# YOUR INSTRUCTIONS
Write out the listing below without alteration, omitting its pictures.

+++++

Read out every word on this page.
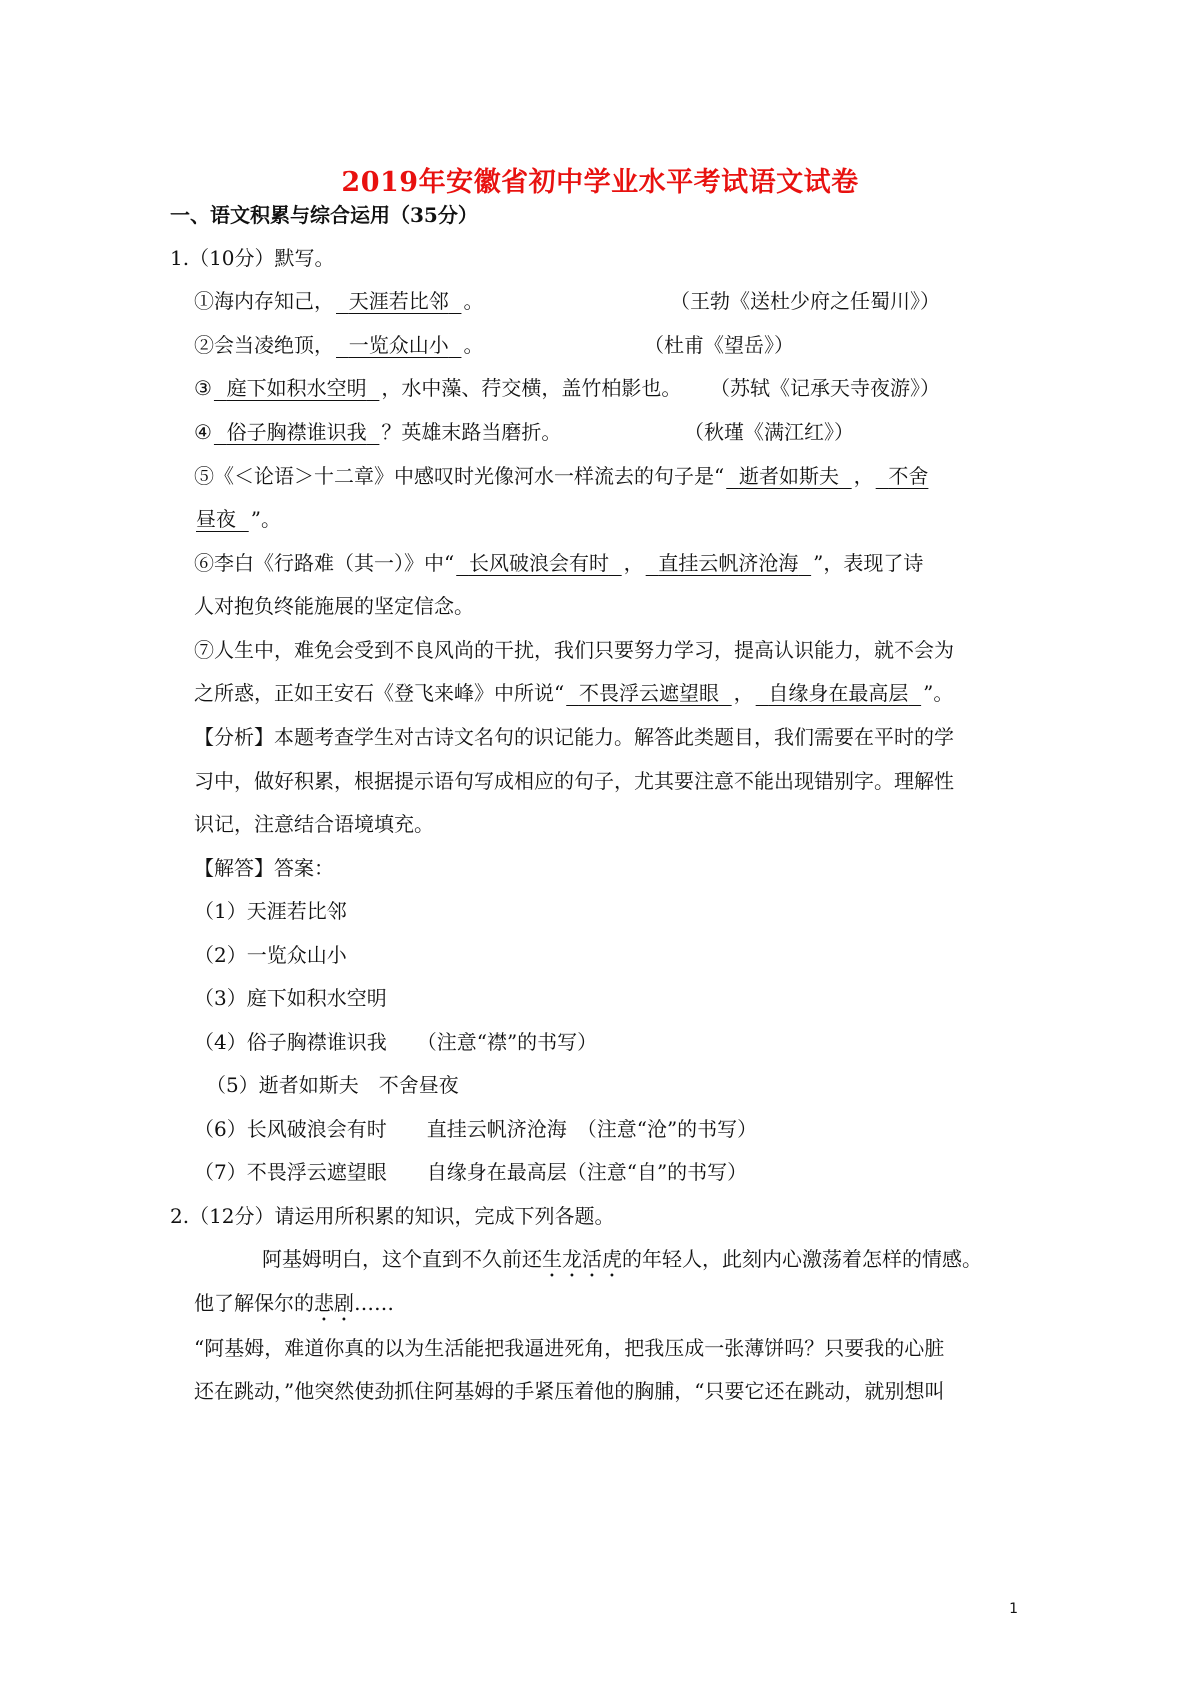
2019年安徽省初中学业水平考试语文试卷
一、语文积累与综合运用（35分）
1.（10分）默写。
①海内存知己， 天涯若比邻 。	（王勃《送杜少府之任蜀川》）
②会当凌绝顶， 一览众山小 。	（杜甫《望岳》）
③ 庭下如积水空明 ，水中藻、荇交横，盖竹柏影也。 （苏轼《记承天寺夜游》）
④ 俗子胸襟谁识我 ？英雄末路当磨折。	（秋瑾《满江红》）
⑤《＜论语＞十二章》中感叹时光像河水一样流去的句子是“ 逝者如斯夫 ， 不舍
昼夜 ”。
⑥李白《行路难（其一）》中“ 长风破浪会有时 ， 直挂云帆济沧海 ”，表现了诗
人对抱负终能施展的坚定信念。
⑦人生中，难免会受到不良风尚的干扰，我们只要努力学习，提高认识能力，就不会为
之所惑，正如王安石《登飞来峰》中所说“ 不畏浮云遮望眼 ， 自缘身在最高层 ”。
【分析】本题考查学生对古诗文名句的识记能力。解答此类题目，我们需要在平时的学
习中，做好积累，根据提示语句写成相应的句子，尤其要注意不能出现错别字。理解性
识记，注意结合语境填充。
【解答】答案：
（1）天涯若比邻
（2）一览众山小
（3）庭下如积水空明
（4）俗子胸襟谁识我　　（注意“襟”的书写）
（5）逝者如斯夫　不舍昼夜
（6）长风破浪会有时　　直挂云帆济沧海　（注意“沧”的书写）
（7）不畏浮云遮望眼　　自缘身在最高层（注意“自”的书写）
2.（12分）请运用所积累的知识，完成下列各题。
阿基姆明白，这个直到不久前还生龙活虎的年轻人，此刻内心激荡着怎样的情感。
他了解保尔的悲剧……
“阿基姆，难道你真的以为生活能把我逼进死角，把我压成一张薄饼吗？只要我的心脏
还在跳动，”他突然使劲抓住阿基姆的手紧压着他的胸脯，“只要它还在跳动，就别想叫
1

+++++

# OUTPUT FOR THIS TASK
Read out every word on this page.
2019年安徽省初中学业水平考试语文试卷
一、语文积累与综合运用（35分）
1.（10分）默写。
①海内存知己， 天涯若比邻 。	（王勃《送杜少府之任蜀川》）
②会当凌绝顶， 一览众山小 。	（杜甫《望岳》）
③ 庭下如积水空明 ，水中藻、荇交横，盖竹柏影也。 （苏轼《记承天寺夜游》）
④ 俗子胸襟谁识我 ？英雄末路当磨折。	（秋瑾《满江红》）
⑤《＜论语＞十二章》中感叹时光像河水一样流去的句子是“ 逝者如斯夫 ， 不舍
昼夜 ”。
⑥李白《行路难（其一）》中“ 长风破浪会有时 ， 直挂云帆济沧海 ”，表现了诗
人对抱负终能施展的坚定信念。
⑦人生中，难免会受到不良风尚的干扰，我们只要努力学习，提高认识能力，就不会为
之所惑，正如王安石《登飞来峰》中所说“ 不畏浮云遮望眼 ， 自缘身在最高层 ”。
【分析】本题考查学生对古诗文名句的识记能力。解答此类题目，我们需要在平时的学
习中，做好积累，根据提示语句写成相应的句子，尤其要注意不能出现错别字。理解性
识记，注意结合语境填充。
【解答】答案：
（1）天涯若比邻
（2）一览众山小
（3）庭下如积水空明
（4）俗子胸襟谁识我　　（注意“襟”的书写）
（5）逝者如斯夫　不舍昼夜
（6）长风破浪会有时　　直挂云帆济沧海　（注意“沧”的书写）
（7）不畏浮云遮望眼　　自缘身在最高层（注意“自”的书写）
2.（12分）请运用所积累的知识，完成下列各题。
阿基姆明白，这个直到不久前还生龙活虎的年轻人，此刻内心激荡着怎样的情感。
他了解保尔的悲剧……
“阿基姆，难道你真的以为生活能把我逼进死角，把我压成一张薄饼吗？只要我的心脏
还在跳动，”他突然使劲抓住阿基姆的手紧压着他的胸脯，“只要它还在跳动，就别想叫
1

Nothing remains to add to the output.